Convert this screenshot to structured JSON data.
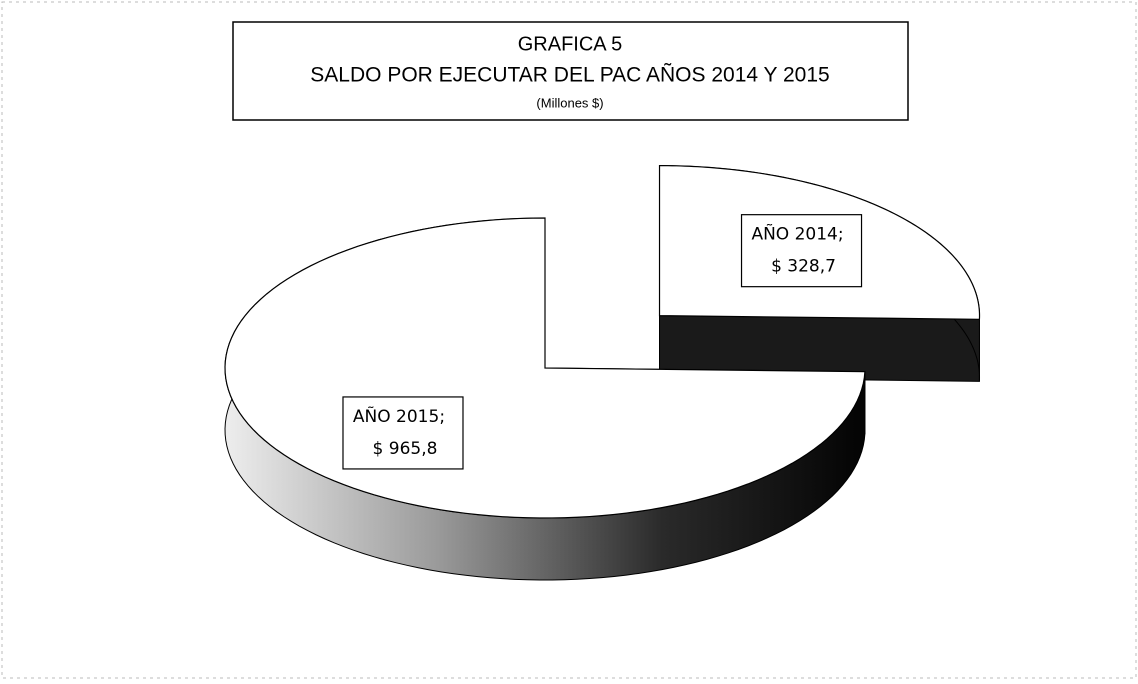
{
  "chart_data": {
    "type": "pie3d",
    "title": [
      "GRAFICA 5",
      "SALDO POR EJECUTAR DEL PAC  AÑOS 2014 Y 2015",
      "(Millones $)"
    ],
    "categories": [
      "AÑO 2014",
      "AÑO 2015"
    ],
    "values": [
      328.7,
      965.8
    ],
    "value_labels": [
      "$ 328,7",
      "$ 965,8"
    ],
    "label_separator": ";",
    "colors": [
      "#ffffff",
      "#ffffff"
    ],
    "exploded": [
      true,
      false
    ]
  }
}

- _Your instructions_: Omit the images and transcribe all of the records above word for word.

- _Task output_:
Convert this screenshot to structured JSON data.
{
  "chart_data": {
    "type": "pie3d",
    "title": [
      "GRAFICA 5",
      "SALDO POR EJECUTAR DEL PAC  AÑOS 2014 Y 2015",
      "(Millones $)"
    ],
    "categories": [
      "AÑO 2014",
      "AÑO 2015"
    ],
    "values": [
      328.7,
      965.8
    ],
    "value_labels": [
      "$ 328,7",
      "$ 965,8"
    ],
    "label_separator": ";",
    "colors": [
      "#ffffff",
      "#ffffff"
    ],
    "exploded": [
      true,
      false
    ]
  }
}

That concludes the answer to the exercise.